Figure content listings
☆ ☆ ☆ ☆
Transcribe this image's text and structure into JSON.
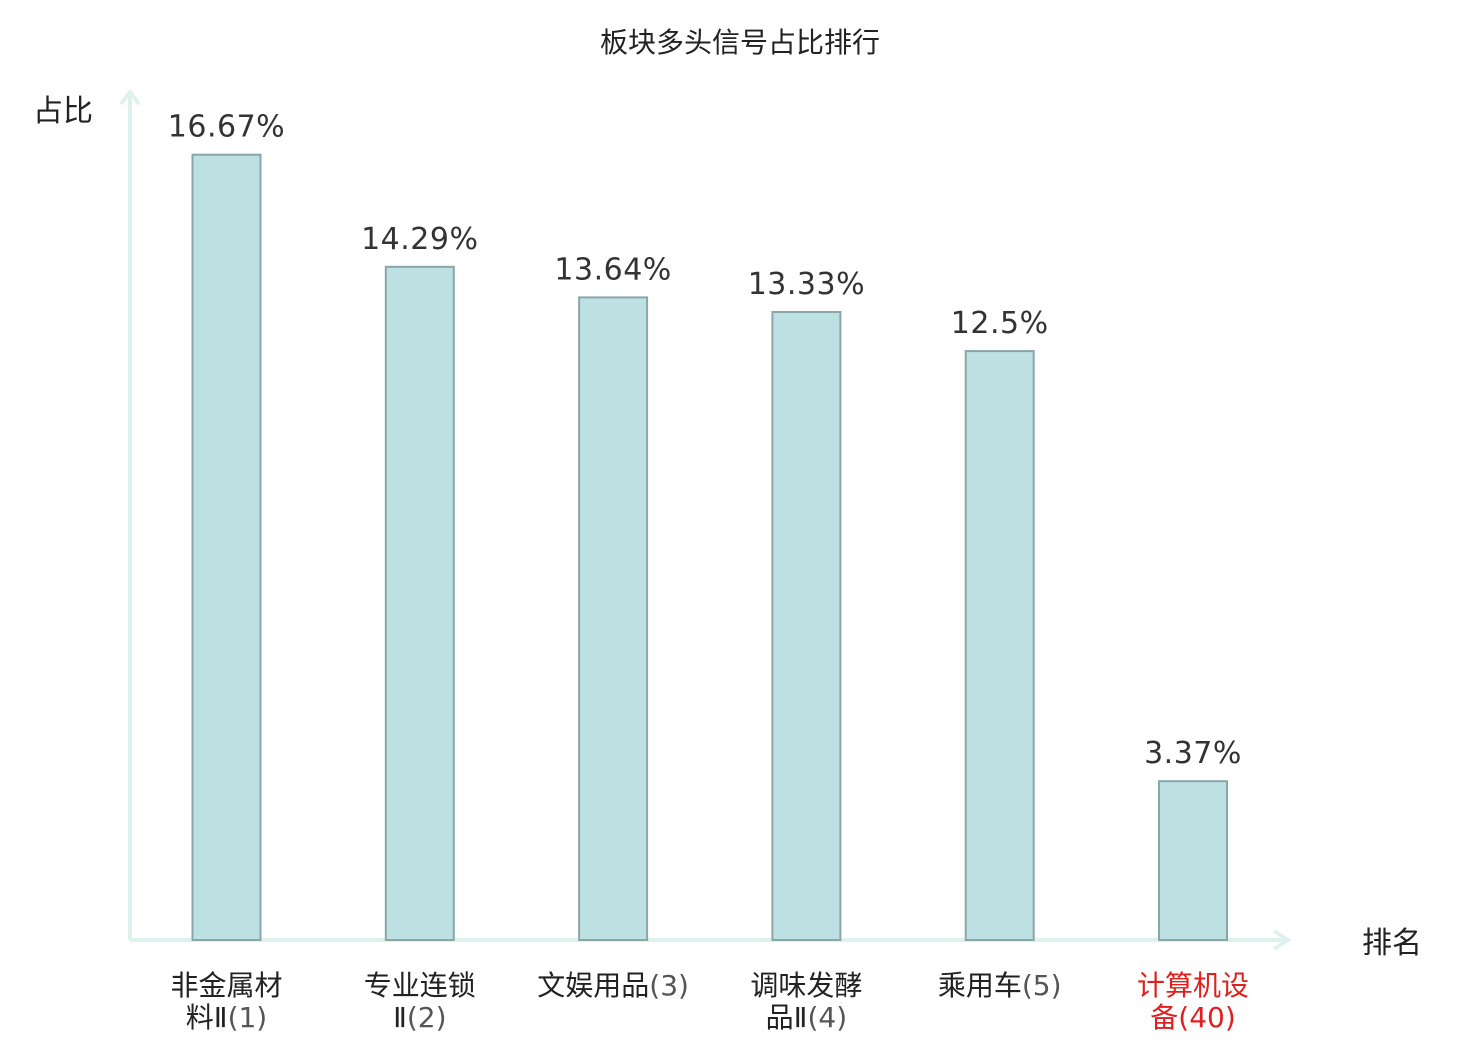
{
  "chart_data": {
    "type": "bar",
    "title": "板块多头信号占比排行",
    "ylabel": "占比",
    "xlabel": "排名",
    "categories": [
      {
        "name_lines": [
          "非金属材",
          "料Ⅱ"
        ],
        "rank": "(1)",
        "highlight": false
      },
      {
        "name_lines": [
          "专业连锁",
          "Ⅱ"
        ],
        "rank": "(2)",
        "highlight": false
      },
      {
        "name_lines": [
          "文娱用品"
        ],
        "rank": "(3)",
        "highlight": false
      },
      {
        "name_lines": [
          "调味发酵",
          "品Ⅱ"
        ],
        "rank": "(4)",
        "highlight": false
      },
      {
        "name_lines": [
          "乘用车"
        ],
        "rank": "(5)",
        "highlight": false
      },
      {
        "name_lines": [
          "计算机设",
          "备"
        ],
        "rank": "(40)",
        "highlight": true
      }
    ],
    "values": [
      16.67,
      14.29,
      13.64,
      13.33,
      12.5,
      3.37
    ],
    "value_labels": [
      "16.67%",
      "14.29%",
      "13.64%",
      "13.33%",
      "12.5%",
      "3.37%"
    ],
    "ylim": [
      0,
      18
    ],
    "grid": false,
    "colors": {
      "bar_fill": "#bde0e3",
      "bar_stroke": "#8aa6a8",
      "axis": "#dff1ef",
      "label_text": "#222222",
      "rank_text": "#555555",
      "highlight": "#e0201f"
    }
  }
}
☆ ☆ ☆ ☆
Work to be completed
Except for the pictures, reproduce every line exactly.

Full solution
Transcribe this image's text and structure into JSON.
{
  "chart_data": {
    "type": "bar",
    "title": "板块多头信号占比排行",
    "ylabel": "占比",
    "xlabel": "排名",
    "categories": [
      {
        "name_lines": [
          "非金属材",
          "料Ⅱ"
        ],
        "rank": "(1)",
        "highlight": false
      },
      {
        "name_lines": [
          "专业连锁",
          "Ⅱ"
        ],
        "rank": "(2)",
        "highlight": false
      },
      {
        "name_lines": [
          "文娱用品"
        ],
        "rank": "(3)",
        "highlight": false
      },
      {
        "name_lines": [
          "调味发酵",
          "品Ⅱ"
        ],
        "rank": "(4)",
        "highlight": false
      },
      {
        "name_lines": [
          "乘用车"
        ],
        "rank": "(5)",
        "highlight": false
      },
      {
        "name_lines": [
          "计算机设",
          "备"
        ],
        "rank": "(40)",
        "highlight": true
      }
    ],
    "values": [
      16.67,
      14.29,
      13.64,
      13.33,
      12.5,
      3.37
    ],
    "value_labels": [
      "16.67%",
      "14.29%",
      "13.64%",
      "13.33%",
      "12.5%",
      "3.37%"
    ],
    "ylim": [
      0,
      18
    ],
    "grid": false,
    "colors": {
      "bar_fill": "#bde0e3",
      "bar_stroke": "#8aa6a8",
      "axis": "#dff1ef",
      "label_text": "#222222",
      "rank_text": "#555555",
      "highlight": "#e0201f"
    }
  }
}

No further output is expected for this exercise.